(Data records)
* Start *

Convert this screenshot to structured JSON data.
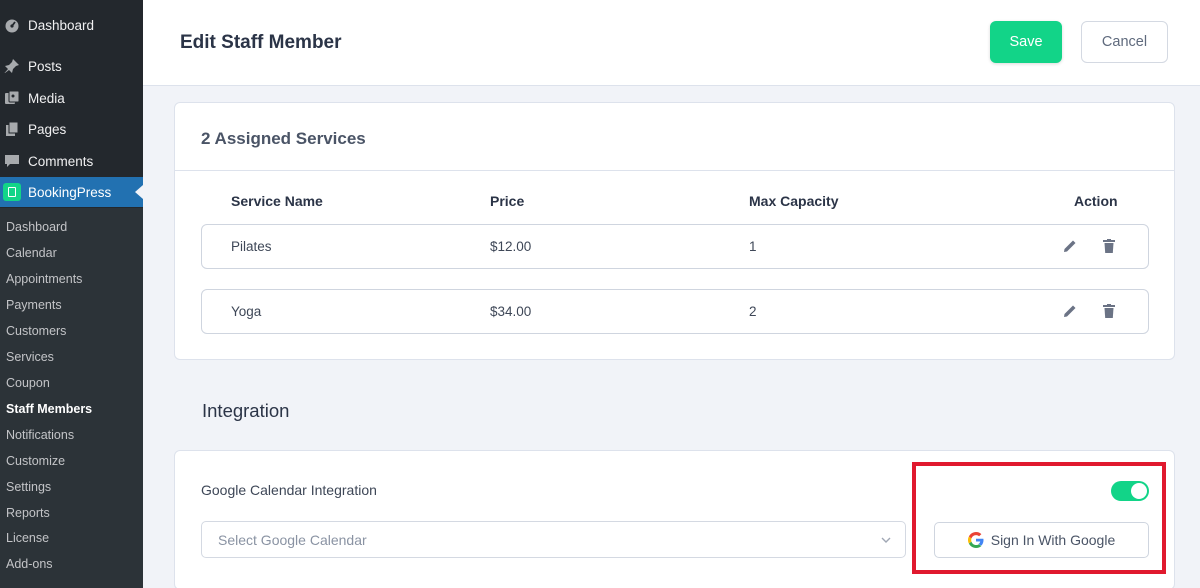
{
  "sidebar": {
    "menu": [
      {
        "label": "Dashboard",
        "icon": "dashboard-icon"
      },
      {
        "label": "Posts",
        "icon": "pin-icon"
      },
      {
        "label": "Media",
        "icon": "media-icon"
      },
      {
        "label": "Pages",
        "icon": "pages-icon"
      },
      {
        "label": "Comments",
        "icon": "comment-icon"
      },
      {
        "label": "BookingPress",
        "icon": "bookingpress-icon"
      }
    ],
    "submenu": [
      "Dashboard",
      "Calendar",
      "Appointments",
      "Payments",
      "Customers",
      "Services",
      "Coupon",
      "Staff Members",
      "Notifications",
      "Customize",
      "Settings",
      "Reports",
      "License",
      "Add-ons"
    ],
    "current_submenu": "Staff Members"
  },
  "header": {
    "title": "Edit Staff Member",
    "save_label": "Save",
    "cancel_label": "Cancel"
  },
  "services": {
    "title": "2 Assigned Services",
    "columns": [
      "Service Name",
      "Price",
      "Max Capacity",
      "Action"
    ],
    "rows": [
      {
        "name": "Pilates",
        "price": "$12.00",
        "capacity": "1"
      },
      {
        "name": "Yoga",
        "price": "$34.00",
        "capacity": "2"
      }
    ]
  },
  "integration": {
    "heading": "Integration",
    "google_calendar_label": "Google Calendar Integration",
    "toggle_on": true,
    "select_placeholder": "Select Google Calendar",
    "sign_in_label": "Sign In With Google"
  },
  "colors": {
    "accent": "#12d488",
    "highlight": "#e0192e",
    "sidebar_bg": "#23282d",
    "active_menu": "#2271b1"
  }
}
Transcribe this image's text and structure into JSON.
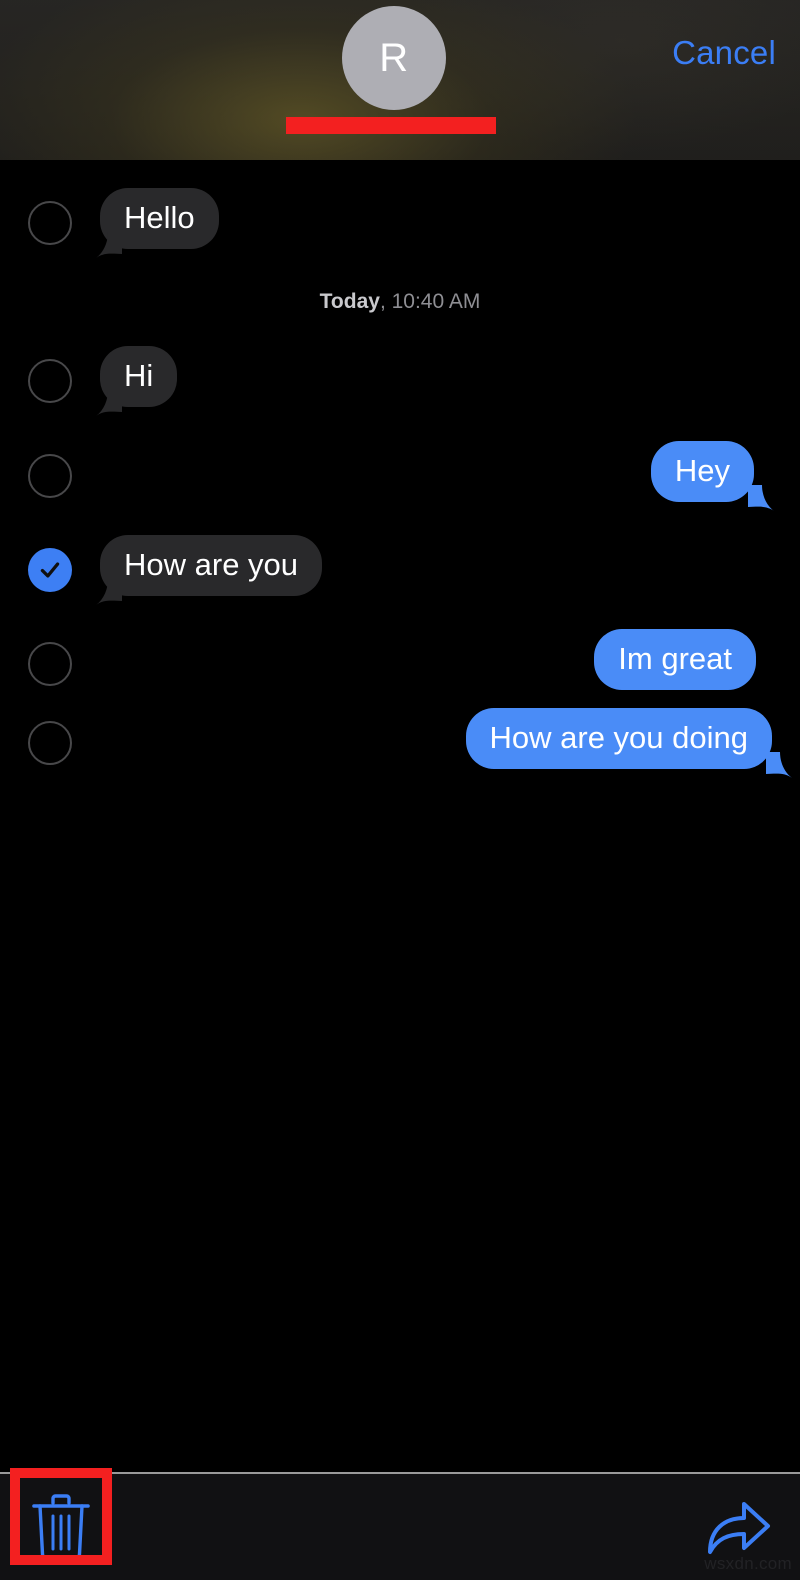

* End *

■ **WHAT THE TASK REQUIRES**: Retype each entry precisely. Skip images entirely.

■ **WORKED ANSWER**:
Convert this screenshot to structured JSON data.
{
  "sidebar": {
    "menu": [
      {
        "label": "Dashboard",
        "icon": "dashboard-icon"
      },
      {
        "label": "Posts",
        "icon": "pin-icon"
      },
      {
        "label": "Media",
        "icon": "media-icon"
      },
      {
        "label": "Pages",
        "icon": "pages-icon"
      },
      {
        "label": "Comments",
        "icon": "comment-icon"
      },
      {
        "label": "BookingPress",
        "icon": "bookingpress-icon"
      }
    ],
    "submenu": [
      "Dashboard",
      "Calendar",
      "Appointments",
      "Payments",
      "Customers",
      "Services",
      "Coupon",
      "Staff Members",
      "Notifications",
      "Customize",
      "Settings",
      "Reports",
      "License",
      "Add-ons"
    ],
    "current_submenu": "Staff Members"
  },
  "header": {
    "title": "Edit Staff Member",
    "save_label": "Save",
    "cancel_label": "Cancel"
  },
  "services": {
    "title": "2 Assigned Services",
    "columns": [
      "Service Name",
      "Price",
      "Max Capacity",
      "Action"
    ],
    "rows": [
      {
        "name": "Pilates",
        "price": "$12.00",
        "capacity": "1"
      },
      {
        "name": "Yoga",
        "price": "$34.00",
        "capacity": "2"
      }
    ]
  },
  "integration": {
    "heading": "Integration",
    "google_calendar_label": "Google Calendar Integration",
    "toggle_on": true,
    "select_placeholder": "Select Google Calendar",
    "sign_in_label": "Sign In With Google"
  },
  "colors": {
    "accent": "#12d488",
    "highlight": "#e0192e",
    "sidebar_bg": "#23282d",
    "active_menu": "#2271b1"
  }
}
Transcribe this image's text and structure into JSON.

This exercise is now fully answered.